### DIRECTION
Across the material below, how many lines contain the word "name"? Give only the number.

-- Start of SUPPLIED DATA --

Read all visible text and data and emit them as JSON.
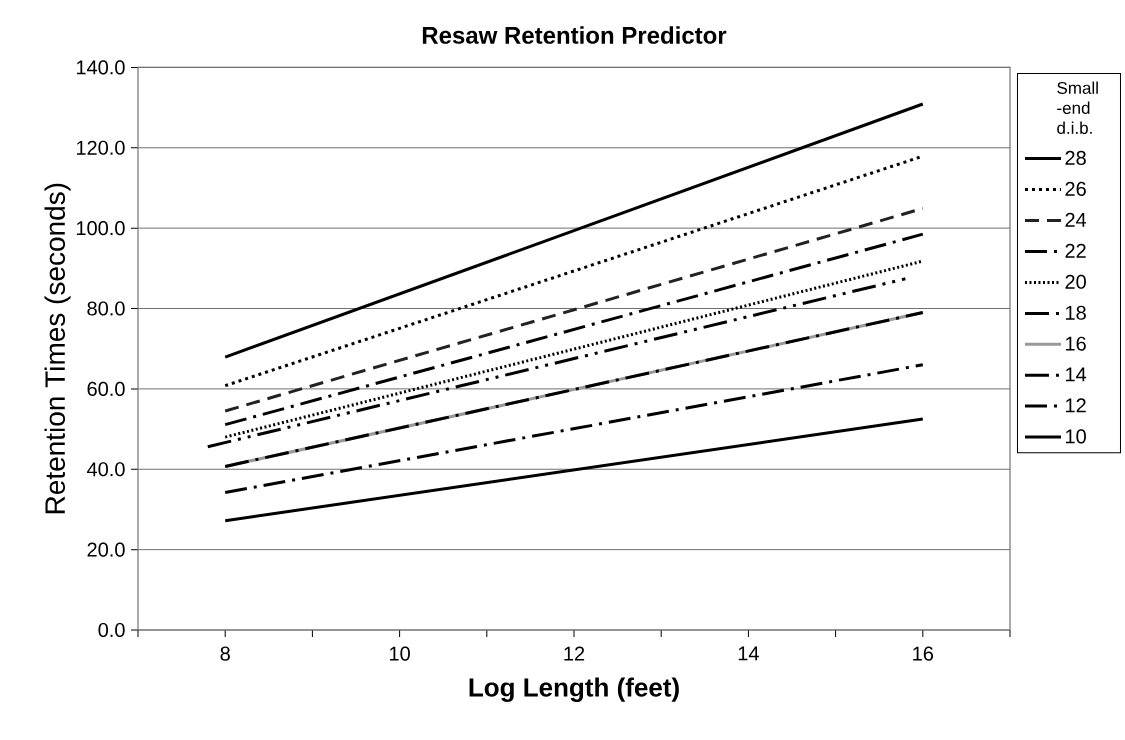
{
  "chart_data": {
    "type": "line",
    "title": "Resaw Retention Predictor",
    "xlabel": "Log Length (feet)",
    "ylabel": "Retention Times (seconds)",
    "legend_title": "Small -end d.i.b.",
    "xlim": [
      7,
      17
    ],
    "xticks": [
      {
        "value": 7,
        "label": null
      },
      8,
      {
        "value": 9,
        "label": null
      },
      10,
      {
        "value": 11,
        "label": null
      },
      12,
      {
        "value": 13,
        "label": null
      },
      14,
      {
        "value": 15,
        "label": null
      },
      16,
      {
        "value": 17,
        "label": null
      }
    ],
    "ylim": [
      0,
      140
    ],
    "yticks": [
      {
        "value": 0,
        "label": "0.0"
      },
      {
        "value": 20,
        "label": "20.0"
      },
      {
        "value": 40,
        "label": "40.0"
      },
      {
        "value": 60,
        "label": "60.0"
      },
      {
        "value": 80,
        "label": "80.0"
      },
      {
        "value": 100,
        "label": "100.0"
      },
      {
        "value": 120,
        "label": "120.0"
      },
      {
        "value": 140,
        "label": "140.0"
      }
    ],
    "grid": "y",
    "legend": "right",
    "marker": "none",
    "series": [
      {
        "name": "28",
        "color": "#000000",
        "line_style": "solid",
        "x": [
          8,
          16
        ],
        "values": [
          67.9,
          130.9
        ]
      },
      {
        "name": "26",
        "color": "#000000",
        "line_style": "dotted",
        "x": [
          8,
          16
        ],
        "values": [
          60.8,
          117.9
        ]
      },
      {
        "name": "24",
        "color": "#222222",
        "line_style": "dashed",
        "x": [
          8,
          16
        ],
        "values": [
          54.5,
          104.9
        ]
      },
      {
        "name": "22",
        "color": "#000000",
        "line_style": "longdashdot",
        "x": [
          8,
          16
        ],
        "values": [
          51.1,
          98.5
        ]
      },
      {
        "name": "20",
        "color": "#000000",
        "line_style": "densely dotted",
        "x": [
          8,
          16
        ],
        "values": [
          48.0,
          91.8
        ]
      },
      {
        "name": "18",
        "color": "#000000",
        "line_style": "dashdotdot",
        "x": [
          7.8,
          15.8
        ],
        "values": [
          45.6,
          87.4
        ]
      },
      {
        "name": "16",
        "color": "#999999",
        "line_style": "solid",
        "x": [
          8,
          16
        ],
        "values": [
          40.7,
          79.0
        ]
      },
      {
        "name": "14",
        "color": "#000000",
        "line_style": "dashdot",
        "x": [
          8,
          16
        ],
        "values": [
          40.7,
          79.0
        ]
      },
      {
        "name": "12",
        "color": "#000000",
        "line_style": "longdashdot",
        "x": [
          8,
          16
        ],
        "values": [
          34.2,
          66.0
        ]
      },
      {
        "name": "10",
        "color": "#000000",
        "line_style": "solid",
        "x": [
          8,
          16
        ],
        "values": [
          27.2,
          52.5
        ]
      }
    ]
  }
}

-- End of SUPPLIED DATA --

### RIGHT ANSWER
10